Problem statement: Read through the records below and copy each line that uses the word "Преглед".

++++

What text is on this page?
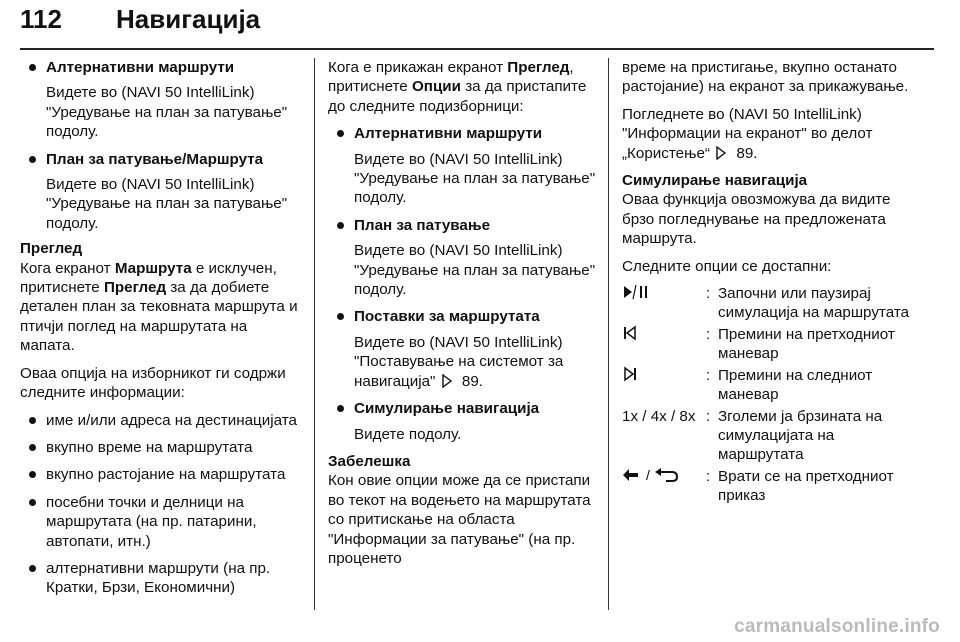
112 Навигација
Алтернативни маршрути
Видете во (NAVI 50 IntelliLink) "Уредување на план за патување" подолу.
План за патување/Маршрута
Видете во (NAVI 50 IntelliLink) "Уредување на план за патување" подолу.
Преглед

Кога екранот Маршрута е исклучен, притиснете Преглед за да добиете детален план за тековната маршрута и птичји поглед на маршрутата на мапата.

Оваа опција на изборникот ги содржи следните информации:

име и/или адреса на дестинацијата
вкупно време на маршрутата
вкупно растојание на маршрутата
посебни точки и делници на маршрутата (на пр. патарини, автопати, итн.)
алтернативни маршрути (на пр. Кратки, Брзи, Економични)

Кога е прикажан екранот Преглед, притиснете Опции за да пристапите до следните подизборници:

Алтернативни маршрути
Видете во (NAVI 50 IntelliLink) "Уредување на план за патување" подолу.
План за патување
Видете во (NAVI 50 IntelliLink) "Уредување на план за патување" подолу.
Поставки за маршрутата
Видете во (NAVI 50 IntelliLink) "Поставување на системот за навигација"  89.
Симулирање навигација
Видете подолу.
Забелешка

Кон овие опции може да се пристапи во текот на водењето на маршрутата со притискање на областа "Информации за патување" (на пр. проценето

време на пристигање, вкупно останато растојание) на екранот за прикажување.

Погледнете во (NAVI 50 IntelliLink) "Информации на екранот" во делот „Користење“  89.

Симулирање навигација

Оваа функција овозможува да видите брзо погледнување на предложената маршрута.

Следните опции се достапни:

: Започни или паузирај симулација на маршрутата
: Премини на претходниот маневар
: Премини на следниот маневар
1x / 4x / 8x : Зголеми ја брзината на симулацијата на маршрутата
/	: Врати се на претходниот приказ
carmanualsonline.info
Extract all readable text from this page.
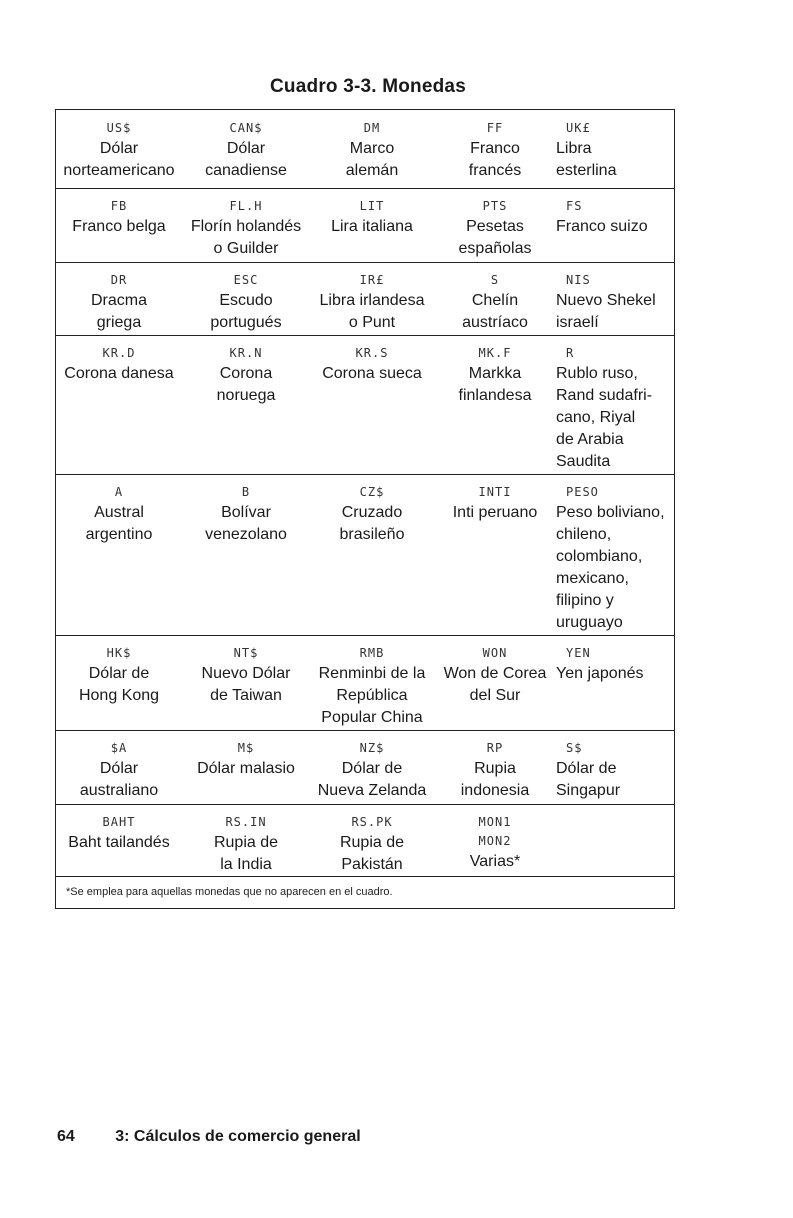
Cuadro 3-3. Monedas
US$
Dólar
norteamericano
CAN$
Dólar
canadiense
DM
Marco
alemán
FF
Franco
francés
UK£
Libra
esterlina
FB
Franco belga
FL.H
Florín holandés
o Guilder
LIT
Lira italiana
PTS
Pesetas
españolas
FS
Franco suizo
DR
Dracma
griega
ESC
Escudo
portugués
IR£
Libra irlandesa
o Punt
S
Chelín
austríaco
NIS
Nuevo Shekel
israelí
KR.D
Corona danesa
KR.N
Corona
noruega
KR.S
Corona sueca
MK.F
Markka
finlandesa
R
Rublo ruso,
Rand sudafri-
cano, Riyal
de Arabia
Saudita
A
Austral
argentino
B
Bolívar
venezolano
CZ$
Cruzado
brasileño
INTI
Inti peruano
PESO
Peso boliviano,
chileno,
colombiano,
mexicano,
filipino y
uruguayo
HK$
Dólar de
Hong Kong
NT$
Nuevo Dólar
de Taiwan
RMB
Renminbi de la
República
Popular China
WON
Won de Corea
del Sur
YEN
Yen japonés
$A
Dólar
australiano
M$
Dólar malasio
NZ$
Dólar de
Nueva Zelanda
RP
Rupia
indonesia
S$
Dólar de
Singapur
BAHT
Baht tailandés
RS.IN
Rupia de
la India
RS.PK
Rupia de
Pakistán
MON1
MON2
Varias*
*Se emplea para aquellas monedas que no aparecen en el cuadro.
64	3: Cálculos de comercio general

++++

Task response:
Преглед
Кога екранот Маршрута е исклучен, притиснете Преглед за да добиете детален план за тековната маршрута и птичји поглед на маршрутата на мапата.
Кога е прикажан екранот Преглед, притиснете Опции за да пристапите до следните подизборници:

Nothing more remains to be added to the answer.